▶ [What you will do]: Write out the listing below in full and exactly, leaving out every picture.

◇ ◇ ◇ ◇ ◇

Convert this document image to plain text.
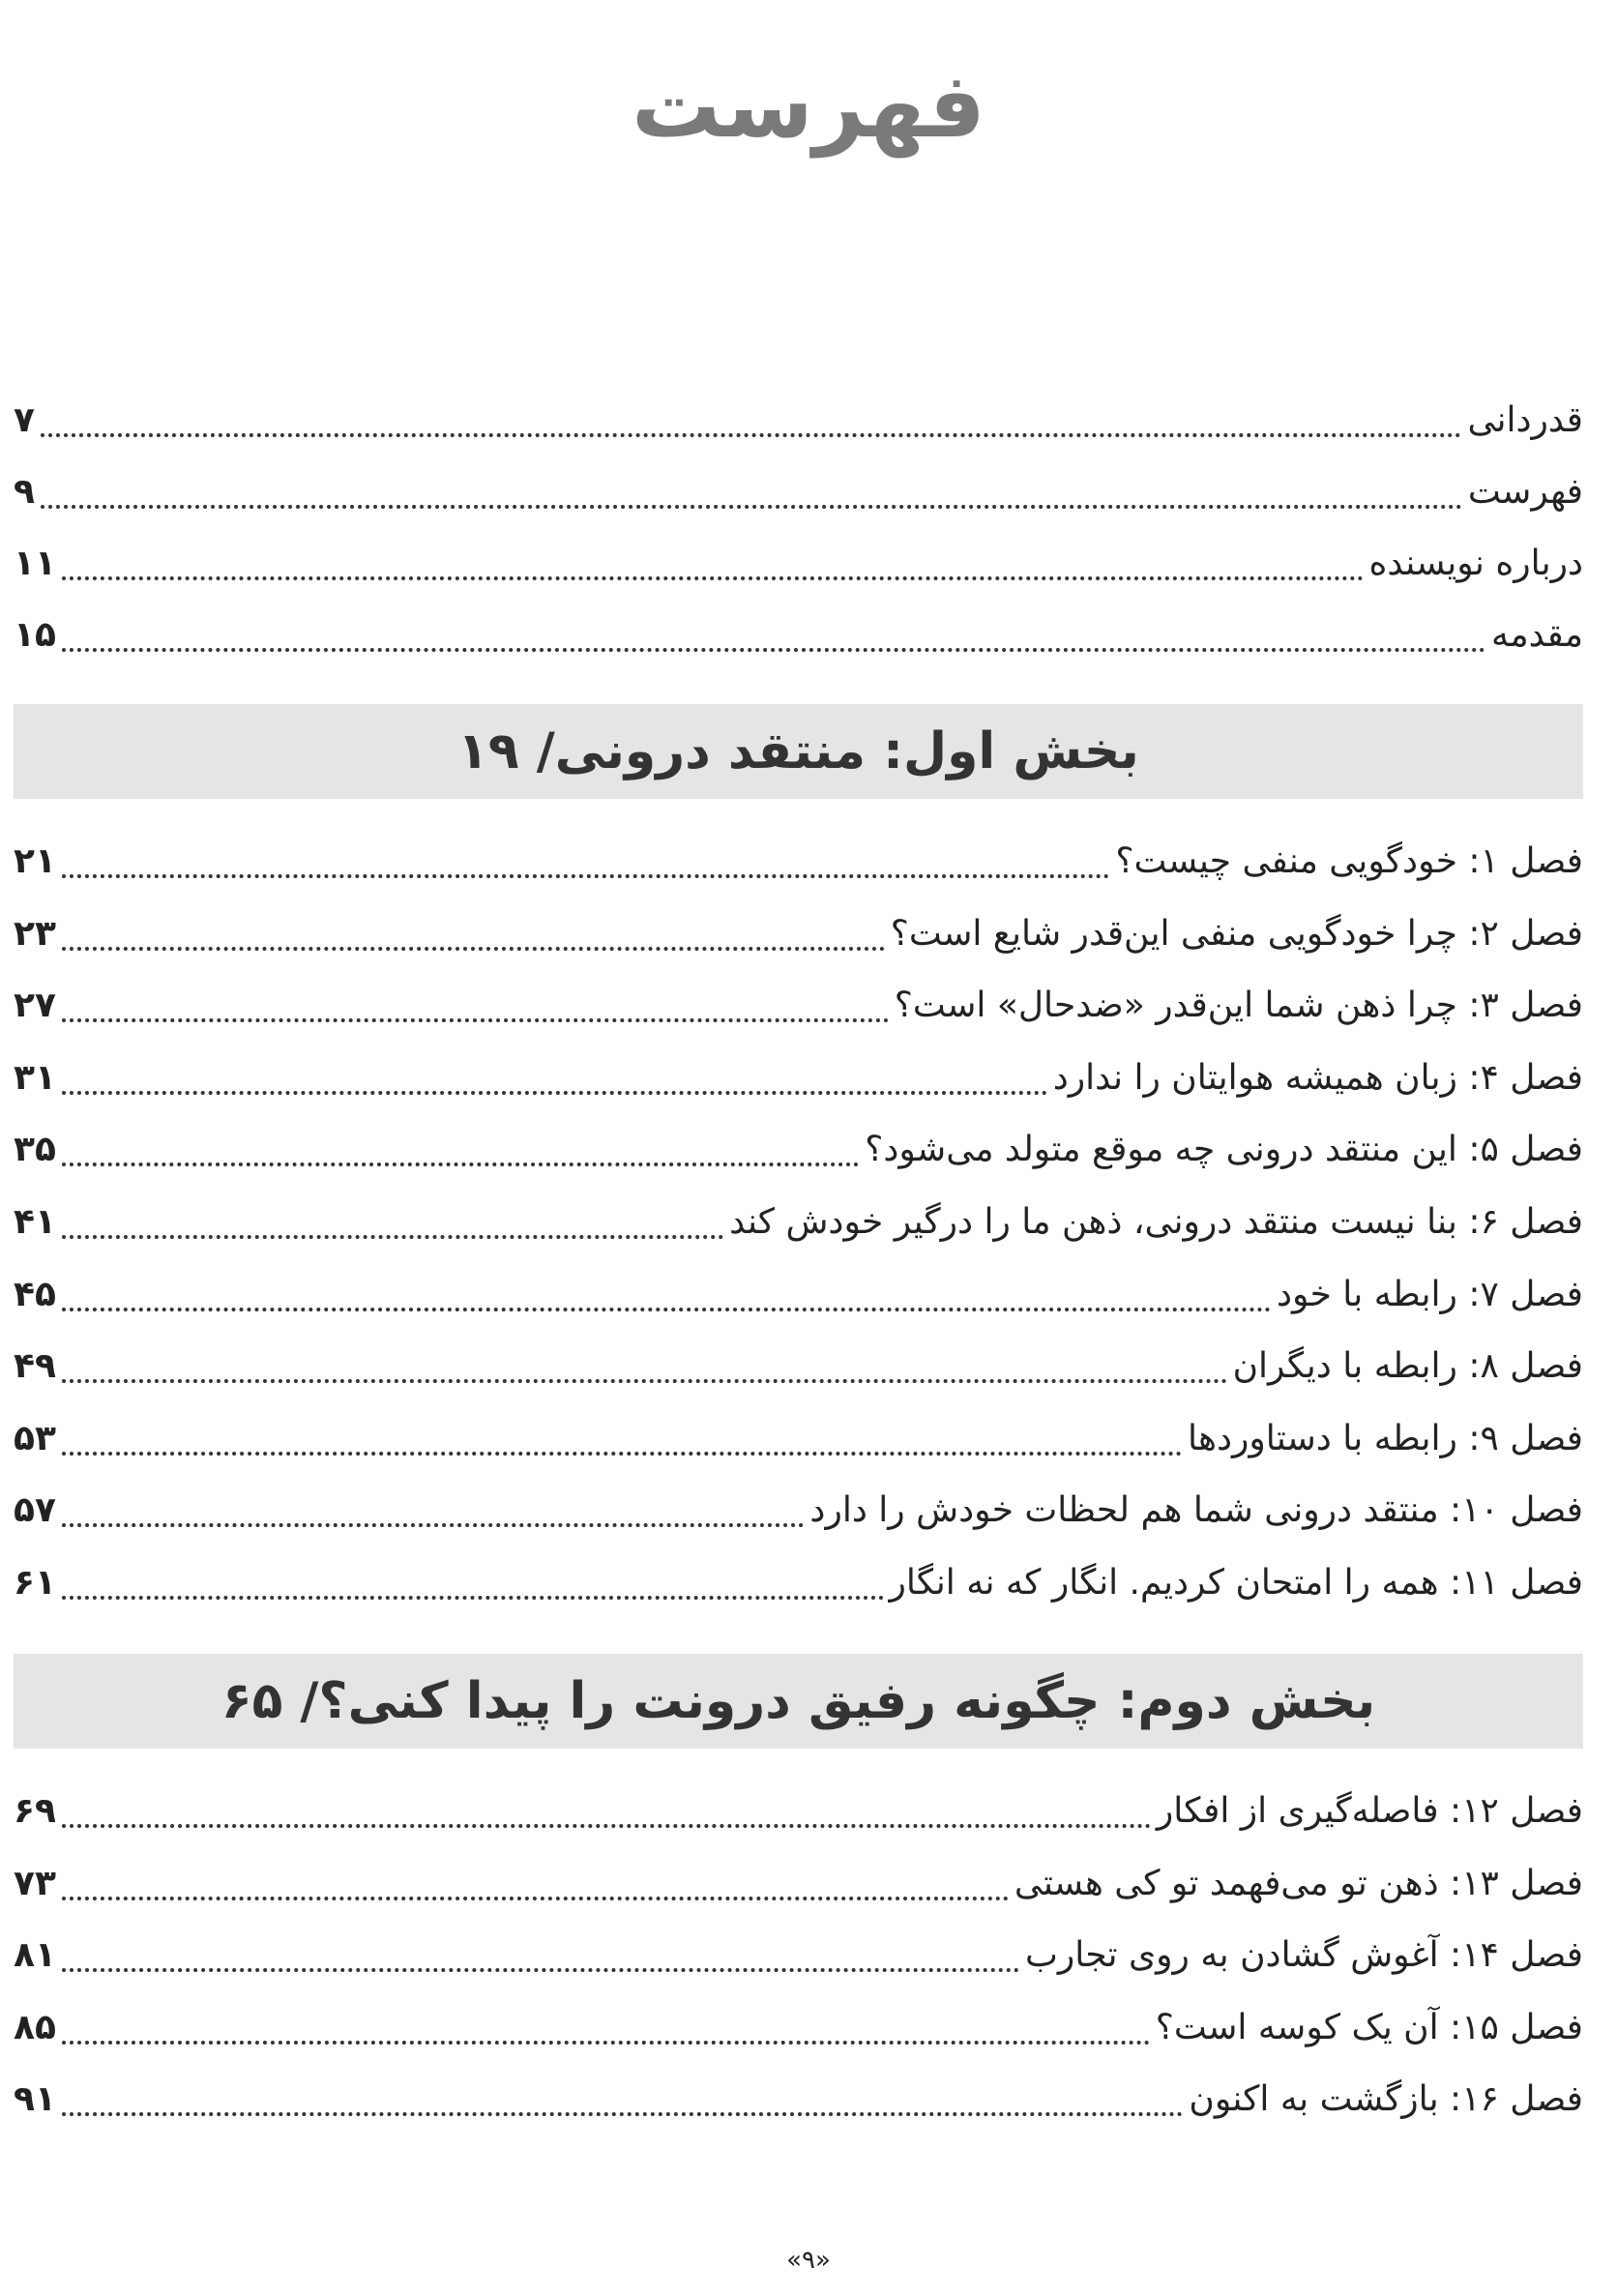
فهرست
قدردانی
۷
فهرست
۹
درباره نویسنده
۱۱
مقدمه
۱۵
بخش اول: منتقد درونی/ ۱۹
فصل ۱: خودگویی منفی چیست؟
۲۱
فصل ۲: چرا خودگویی منفی این‌قدر شایع است؟
۲۳
فصل ۳: چرا ذهن شما این‌قدر «ضدحال» است؟
۲۷
فصل ۴: زبان همیشه هوایتان را ندارد
۳۱
فصل ۵: این منتقد درونی چه موقع متولد می‌شود؟
۳۵
فصل ۶: بنا نیست منتقد درونی، ذهن ما را درگیر خودش کند
۴۱
فصل ۷: رابطه با خود
۴۵
فصل ۸: رابطه با دیگران
۴۹
فصل ۹: رابطه با دستاوردها
۵۳
فصل ۱۰: منتقد درونی شما هم لحظات خودش را دارد
۵۷
فصل ۱۱: همه را امتحان کردیم. انگار که نه انگار
۶۱
بخش دوم: چگونه رفیق درونت را پیدا کنی؟/ ۶۵
فصل ۱۲: فاصله‌گیری از افکار
۶۹
فصل ۱۳: ذهن تو می‌فهمد تو کی هستی
۷۳
فصل ۱۴: آغوش گشادن به روی تجارب
۸۱
فصل ۱۵: آن یک کوسه است؟
۸۵
فصل ۱۶: بازگشت به اکنون
۹۱
«۹»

◇ ◇ ◇ ◇ ◇

▶ [The reply]:
Convert this document image to plain text.
فهرست
قدردانی
۷
فهرست
۹
درباره نویسنده
۱۱
مقدمه
۱۵
بخش اول: منتقد درونی/ ۱۹
فصل ۱: خودگویی منفی چیست؟
۲۱
فصل ۲: چرا خودگویی منفی این‌قدر شایع است؟
۲۳
فصل ۳: چرا ذهن شما این‌قدر «ضدحال» است؟
۲۷
فصل ۴: زبان همیشه هوایتان را ندارد
۳۱
فصل ۵: این منتقد درونی چه موقع متولد می‌شود؟
۳۵
فصل ۶: بنا نیست منتقد درونی، ذهن ما را درگیر خودش کند
۴۱
فصل ۷: رابطه با خود
۴۵
فصل ۸: رابطه با دیگران
۴۹
فصل ۹: رابطه با دستاوردها
۵۳
فصل ۱۰: منتقد درونی شما هم لحظات خودش را دارد
۵۷
فصل ۱۱: همه را امتحان کردیم. انگار که نه انگار
۶۱
بخش دوم: چگونه رفیق درونت را پیدا کنی؟/ ۶۵
فصل ۱۲: فاصله‌گیری از افکار
۶۹
فصل ۱۳: ذهن تو می‌فهمد تو کی هستی
۷۳
فصل ۱۴: آغوش گشادن به روی تجارب
۸۱
فصل ۱۵: آن یک کوسه است؟
۸۵
فصل ۱۶: بازگشت به اکنون
۹۱
«۹»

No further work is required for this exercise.